— GIVEN TASK 1 —
Extract the stretch of the records from their beginning through the line containing "The spring brush 106 is at (182, 118).", both ends included. Repeat those lines as they stand, but leave the pictures out.

— SELECTION —
------------------------------------
Add `bounds_t` with pre-aligned `mins` and `maxs` #1482

illwieckz · 2024-12-30T19:22:40Z

This is not urgent at all. This is complementary to:

qmath: micro-optimize the BoxOnPlaneSide function #1142

It also improves over:

introduce plane_t struct with normal and dist members #1043

The BoxOnPlaneSide() function is known to be a hot spot, being called by multiple recursive functions. Right now we spend a lot of time in _mm_loadu_ps, we have to call sseLoadVec3Unsafe() explicitly because we can't guess if the data is aligned or not. This comes with multiple downside:

_mm_loadu_ps is said to be slower than _mm_load_ps, and that fits my experience¹.
The compiler doesn't optimize _mm_loadu_ps and will always call it if we ask for it explicitely, even if the data is already aligned, and by experience, even if no copy is needed.

So the idea is to introduce some nice bounds_t struct that uses aligned mins and maxs, same for cplane_t with an aligned normal. When doing that, we can write an explicit _mm_load_ps that is faster than _mm_loadu_ps, and most of the cases, because the compiler knows the data is const and already aligned, the compiler just removes the _mm_load_ps and process the data without any copy.
------------------------------------
— PROVIDED INFORMATION —
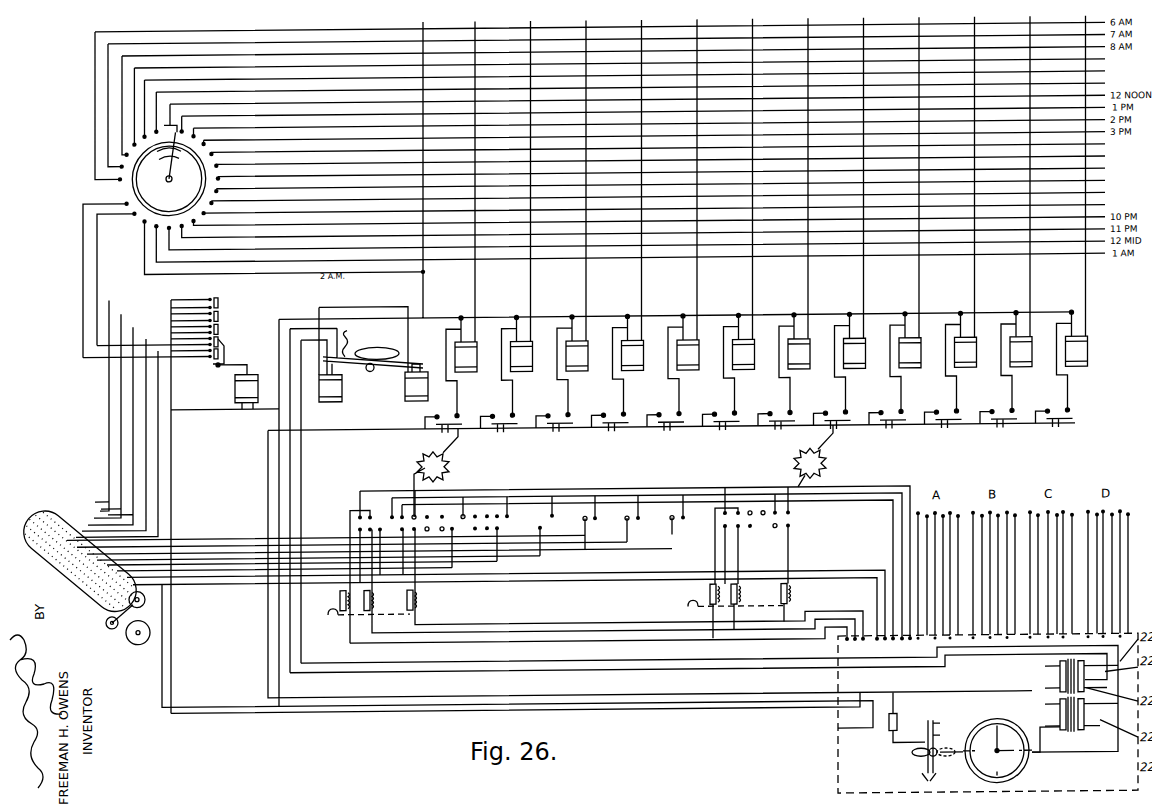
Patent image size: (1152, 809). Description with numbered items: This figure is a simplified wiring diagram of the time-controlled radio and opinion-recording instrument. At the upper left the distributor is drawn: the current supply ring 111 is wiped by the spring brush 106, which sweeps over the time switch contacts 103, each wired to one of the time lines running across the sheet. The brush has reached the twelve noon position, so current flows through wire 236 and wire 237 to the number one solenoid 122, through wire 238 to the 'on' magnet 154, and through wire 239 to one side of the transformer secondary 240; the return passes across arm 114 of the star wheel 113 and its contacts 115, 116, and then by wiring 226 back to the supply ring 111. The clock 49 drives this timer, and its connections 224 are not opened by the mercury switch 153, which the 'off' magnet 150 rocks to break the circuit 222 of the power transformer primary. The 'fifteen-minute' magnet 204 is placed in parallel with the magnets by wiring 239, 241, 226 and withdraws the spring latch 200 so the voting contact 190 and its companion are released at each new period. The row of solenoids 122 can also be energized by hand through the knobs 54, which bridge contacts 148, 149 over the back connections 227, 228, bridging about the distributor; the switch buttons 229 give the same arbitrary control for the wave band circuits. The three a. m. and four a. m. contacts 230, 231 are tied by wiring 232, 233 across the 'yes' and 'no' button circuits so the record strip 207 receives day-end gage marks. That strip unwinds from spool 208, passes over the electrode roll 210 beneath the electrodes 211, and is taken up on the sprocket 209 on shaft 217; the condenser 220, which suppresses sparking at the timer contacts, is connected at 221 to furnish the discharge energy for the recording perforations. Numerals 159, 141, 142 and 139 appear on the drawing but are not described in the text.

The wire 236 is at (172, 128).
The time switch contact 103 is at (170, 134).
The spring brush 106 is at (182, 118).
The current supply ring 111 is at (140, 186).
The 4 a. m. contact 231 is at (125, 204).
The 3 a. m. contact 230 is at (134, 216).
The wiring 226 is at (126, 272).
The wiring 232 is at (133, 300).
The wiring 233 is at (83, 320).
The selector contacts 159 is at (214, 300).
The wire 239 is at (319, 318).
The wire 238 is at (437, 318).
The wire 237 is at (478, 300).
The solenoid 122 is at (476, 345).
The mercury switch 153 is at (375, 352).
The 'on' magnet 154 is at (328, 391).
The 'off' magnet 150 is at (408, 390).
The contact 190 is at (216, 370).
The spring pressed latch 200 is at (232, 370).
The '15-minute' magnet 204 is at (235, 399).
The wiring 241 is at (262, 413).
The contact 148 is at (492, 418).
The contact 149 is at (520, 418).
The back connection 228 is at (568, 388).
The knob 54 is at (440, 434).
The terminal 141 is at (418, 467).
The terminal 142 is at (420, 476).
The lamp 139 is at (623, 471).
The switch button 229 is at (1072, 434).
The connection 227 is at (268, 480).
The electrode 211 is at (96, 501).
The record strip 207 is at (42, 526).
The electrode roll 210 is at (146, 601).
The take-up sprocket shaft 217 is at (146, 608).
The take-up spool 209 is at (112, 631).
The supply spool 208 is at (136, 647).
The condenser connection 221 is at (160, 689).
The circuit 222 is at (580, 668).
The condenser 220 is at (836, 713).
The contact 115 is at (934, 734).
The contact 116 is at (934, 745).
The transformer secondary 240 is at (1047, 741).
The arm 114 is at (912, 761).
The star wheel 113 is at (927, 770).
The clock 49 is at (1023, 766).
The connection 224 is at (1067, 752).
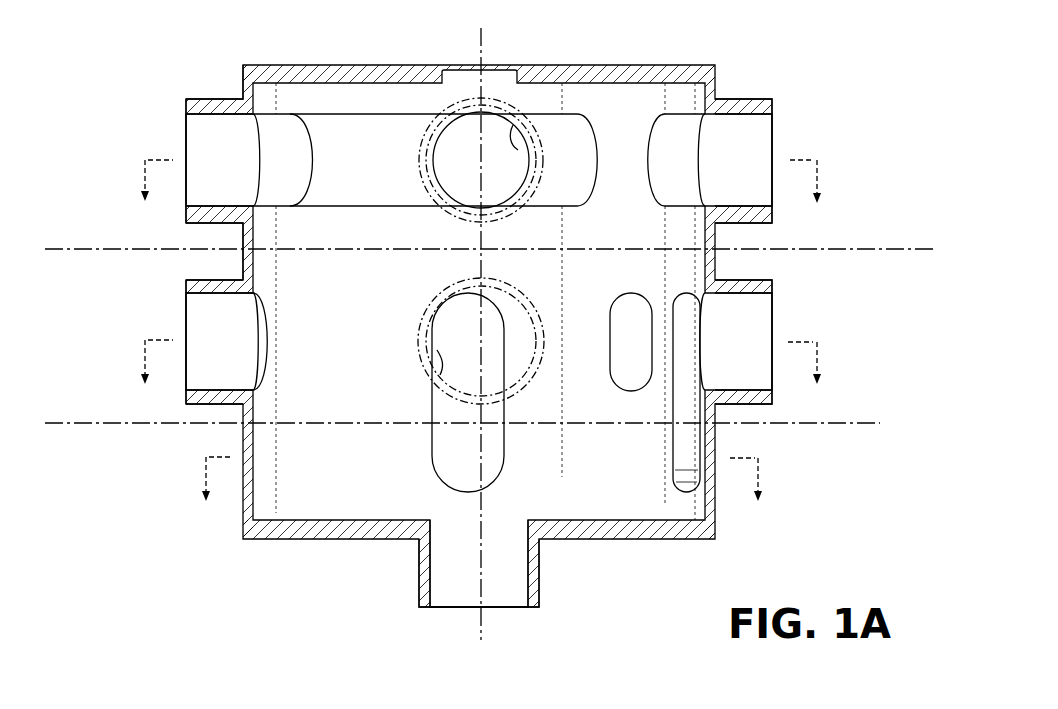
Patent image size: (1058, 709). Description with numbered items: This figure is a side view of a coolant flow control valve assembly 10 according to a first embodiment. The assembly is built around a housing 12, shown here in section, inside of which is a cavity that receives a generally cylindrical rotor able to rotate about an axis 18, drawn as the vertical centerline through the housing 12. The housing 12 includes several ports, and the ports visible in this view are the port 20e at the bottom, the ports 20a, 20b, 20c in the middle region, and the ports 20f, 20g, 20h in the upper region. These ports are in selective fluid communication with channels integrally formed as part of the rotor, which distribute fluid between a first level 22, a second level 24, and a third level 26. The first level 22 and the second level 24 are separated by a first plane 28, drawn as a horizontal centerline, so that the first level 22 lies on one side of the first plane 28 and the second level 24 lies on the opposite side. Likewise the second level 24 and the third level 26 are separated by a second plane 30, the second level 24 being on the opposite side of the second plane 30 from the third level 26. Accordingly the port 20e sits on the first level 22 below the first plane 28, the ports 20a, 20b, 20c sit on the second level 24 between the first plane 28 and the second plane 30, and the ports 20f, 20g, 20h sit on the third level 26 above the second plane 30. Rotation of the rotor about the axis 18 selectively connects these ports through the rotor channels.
------------------------------------
— GIVEN TASK 2 —
Write out the stretch of the bounds_t issue from "This is not" through "fits my experience¹." again, and put "bottleneck" in place of "hot spot".

— CORRECT RESULT 1 —
Patent image size: (1152, 809). Description with numbered items: This figure is a simplified wiring diagram of the time-controlled radio and opinion-recording instrument. At the upper left the distributor is drawn: the current supply ring 111 is wiped by the spring brush 106, which sweeps over the time switch contacts 103, each wired to one of the time lines running across the sheet. The brush has reached the twelve noon position, so current flows through wire 236 and wire 237 to the number one solenoid 122, through wire 238 to the 'on' magnet 154, and through wire 239 to one side of the transformer secondary 240; the return passes across arm 114 of the star wheel 113 and its contacts 115, 116, and then by wiring 226 back to the supply ring 111. The clock 49 drives this timer, and its connections 224 are not opened by the mercury switch 153, which the 'off' magnet 150 rocks to break the circuit 222 of the power transformer primary. The 'fifteen-minute' magnet 204 is placed in parallel with the magnets by wiring 239, 241, 226 and withdraws the spring latch 200 so the voting contact 190 and its companion are released at each new period. The row of solenoids 122 can also be energized by hand through the knobs 54, which bridge contacts 148, 149 over the back connections 227, 228, bridging about the distributor; the switch buttons 229 give the same arbitrary control for the wave band circuits. The three a. m. and four a. m. contacts 230, 231 are tied by wiring 232, 233 across the 'yes' and 'no' button circuits so the record strip 207 receives day-end gage marks. That strip unwinds from spool 208, passes over the electrode roll 210 beneath the electrodes 211, and is taken up on the sprocket 209 on shaft 217; the condenser 220, which suppresses sparking at the timer contacts, is connected at 221 to furnish the discharge energy for the recording perforations. Numerals 159, 141, 142 and 139 appear on the drawing but are not described in the text.

The wire 236 is at (172, 128).
The time switch contact 103 is at (170, 134).
The spring brush 106 is at (182, 118).

— CORRECT RESULT 2 —
This is not urgent at all. This is complementary to:

qmath: micro-optimize the BoxOnPlaneSide function #1142

It also improves over:

introduce plane_t struct with normal and dist members #1043

The BoxOnPlaneSide() function is known to be a bottleneck, being called by multiple recursive functions. Right now we spend a lot of time in _mm_loadu_ps, we have to call sseLoadVec3Unsafe() explicitly because we can't guess if the data is aligned or not. This comes with multiple downside:

_mm_loadu_ps is said to be slower than _mm_load_ps, and that fits my experience¹.